#### [Do wykonania]
Wskaż w poniższym listingu wszystkie wiersze zawierające słowo „Сладкого” i przepisz je. Wielkość liter ma znaczenie.

(Wyodrębnione rekordy)
•••••
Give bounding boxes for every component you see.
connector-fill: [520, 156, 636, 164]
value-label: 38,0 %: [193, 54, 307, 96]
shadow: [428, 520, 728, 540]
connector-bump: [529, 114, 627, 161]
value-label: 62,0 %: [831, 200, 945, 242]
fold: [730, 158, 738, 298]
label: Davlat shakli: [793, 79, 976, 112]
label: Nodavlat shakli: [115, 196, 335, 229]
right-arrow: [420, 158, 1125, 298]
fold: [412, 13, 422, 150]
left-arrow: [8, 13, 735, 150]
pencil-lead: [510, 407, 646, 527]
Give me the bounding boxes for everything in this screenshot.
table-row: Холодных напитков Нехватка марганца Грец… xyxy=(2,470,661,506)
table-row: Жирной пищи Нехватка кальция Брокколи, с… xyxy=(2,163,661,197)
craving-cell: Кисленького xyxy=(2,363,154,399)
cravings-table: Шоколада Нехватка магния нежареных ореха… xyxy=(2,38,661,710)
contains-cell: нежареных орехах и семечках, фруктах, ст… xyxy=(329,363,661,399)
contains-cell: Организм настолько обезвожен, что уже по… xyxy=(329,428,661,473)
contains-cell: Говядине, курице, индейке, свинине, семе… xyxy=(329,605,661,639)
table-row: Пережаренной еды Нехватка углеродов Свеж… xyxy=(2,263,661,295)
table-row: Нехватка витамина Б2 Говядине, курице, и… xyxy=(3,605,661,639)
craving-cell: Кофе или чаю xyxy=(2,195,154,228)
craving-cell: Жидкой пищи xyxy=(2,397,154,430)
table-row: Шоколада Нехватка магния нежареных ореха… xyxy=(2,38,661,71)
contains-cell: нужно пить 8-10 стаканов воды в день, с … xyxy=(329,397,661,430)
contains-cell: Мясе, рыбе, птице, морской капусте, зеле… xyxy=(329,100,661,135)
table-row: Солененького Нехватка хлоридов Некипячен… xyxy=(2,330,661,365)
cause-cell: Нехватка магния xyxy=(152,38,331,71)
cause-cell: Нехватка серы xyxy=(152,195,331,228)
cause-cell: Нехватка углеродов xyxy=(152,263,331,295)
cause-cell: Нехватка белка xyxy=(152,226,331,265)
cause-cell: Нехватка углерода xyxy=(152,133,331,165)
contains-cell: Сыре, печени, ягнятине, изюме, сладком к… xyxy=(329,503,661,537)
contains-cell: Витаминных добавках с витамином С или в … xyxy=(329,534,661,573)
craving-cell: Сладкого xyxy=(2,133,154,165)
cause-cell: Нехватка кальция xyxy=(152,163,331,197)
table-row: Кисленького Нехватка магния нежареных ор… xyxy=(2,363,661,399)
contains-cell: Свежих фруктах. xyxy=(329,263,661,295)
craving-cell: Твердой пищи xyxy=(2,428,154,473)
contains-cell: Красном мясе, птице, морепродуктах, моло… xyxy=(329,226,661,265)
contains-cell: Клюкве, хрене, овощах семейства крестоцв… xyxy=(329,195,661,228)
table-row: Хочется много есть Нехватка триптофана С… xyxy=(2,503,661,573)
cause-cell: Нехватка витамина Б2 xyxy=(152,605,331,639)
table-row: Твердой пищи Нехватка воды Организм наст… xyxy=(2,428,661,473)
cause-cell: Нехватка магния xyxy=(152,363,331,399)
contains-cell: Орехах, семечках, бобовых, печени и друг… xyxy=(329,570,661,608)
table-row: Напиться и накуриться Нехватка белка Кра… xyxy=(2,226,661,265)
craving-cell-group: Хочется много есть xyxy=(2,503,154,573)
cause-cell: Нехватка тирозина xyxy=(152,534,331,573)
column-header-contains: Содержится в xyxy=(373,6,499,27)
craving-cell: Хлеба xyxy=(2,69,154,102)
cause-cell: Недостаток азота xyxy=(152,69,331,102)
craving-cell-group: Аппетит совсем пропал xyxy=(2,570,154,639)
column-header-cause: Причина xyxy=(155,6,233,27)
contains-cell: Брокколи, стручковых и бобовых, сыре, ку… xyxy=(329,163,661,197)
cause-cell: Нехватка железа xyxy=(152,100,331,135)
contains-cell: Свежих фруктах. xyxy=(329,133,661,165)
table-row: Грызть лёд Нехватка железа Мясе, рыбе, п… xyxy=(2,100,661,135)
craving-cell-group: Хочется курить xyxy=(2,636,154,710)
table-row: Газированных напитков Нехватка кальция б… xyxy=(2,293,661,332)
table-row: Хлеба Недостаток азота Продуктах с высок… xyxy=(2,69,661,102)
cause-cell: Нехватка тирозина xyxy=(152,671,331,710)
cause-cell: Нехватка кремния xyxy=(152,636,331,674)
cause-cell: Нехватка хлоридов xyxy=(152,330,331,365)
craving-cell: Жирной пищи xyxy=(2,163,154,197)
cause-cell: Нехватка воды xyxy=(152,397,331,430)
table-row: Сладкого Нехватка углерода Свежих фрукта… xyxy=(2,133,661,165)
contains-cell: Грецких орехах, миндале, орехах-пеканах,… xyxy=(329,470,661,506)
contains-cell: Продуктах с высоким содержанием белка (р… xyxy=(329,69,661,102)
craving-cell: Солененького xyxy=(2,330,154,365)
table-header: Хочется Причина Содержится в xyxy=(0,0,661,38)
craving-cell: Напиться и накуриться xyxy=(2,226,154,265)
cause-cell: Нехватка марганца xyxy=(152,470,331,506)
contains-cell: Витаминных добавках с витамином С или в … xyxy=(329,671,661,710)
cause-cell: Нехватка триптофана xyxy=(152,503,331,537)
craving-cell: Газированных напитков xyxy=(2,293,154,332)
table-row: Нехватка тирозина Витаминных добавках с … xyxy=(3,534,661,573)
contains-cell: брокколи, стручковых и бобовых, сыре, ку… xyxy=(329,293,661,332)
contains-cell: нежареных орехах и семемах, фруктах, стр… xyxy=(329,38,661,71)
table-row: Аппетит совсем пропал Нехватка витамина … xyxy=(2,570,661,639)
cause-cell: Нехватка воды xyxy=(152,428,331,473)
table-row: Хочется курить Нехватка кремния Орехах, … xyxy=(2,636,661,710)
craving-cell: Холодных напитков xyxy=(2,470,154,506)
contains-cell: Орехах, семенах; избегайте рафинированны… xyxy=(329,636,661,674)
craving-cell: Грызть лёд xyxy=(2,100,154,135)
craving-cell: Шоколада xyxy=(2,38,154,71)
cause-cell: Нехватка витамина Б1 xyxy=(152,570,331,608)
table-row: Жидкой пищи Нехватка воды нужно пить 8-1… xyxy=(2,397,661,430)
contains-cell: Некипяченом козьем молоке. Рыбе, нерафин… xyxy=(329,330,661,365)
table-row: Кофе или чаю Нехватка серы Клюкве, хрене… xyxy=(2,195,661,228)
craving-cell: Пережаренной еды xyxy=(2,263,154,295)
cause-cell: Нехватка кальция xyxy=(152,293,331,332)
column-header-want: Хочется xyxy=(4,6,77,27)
•••••
#### [Wynik ćwiczenia]
craving-cell: Сладкого xyxy=(2,133,154,165)
table-row: Сладкого Нехватка углерода Свежих фрукта… xyxy=(2,133,661,165)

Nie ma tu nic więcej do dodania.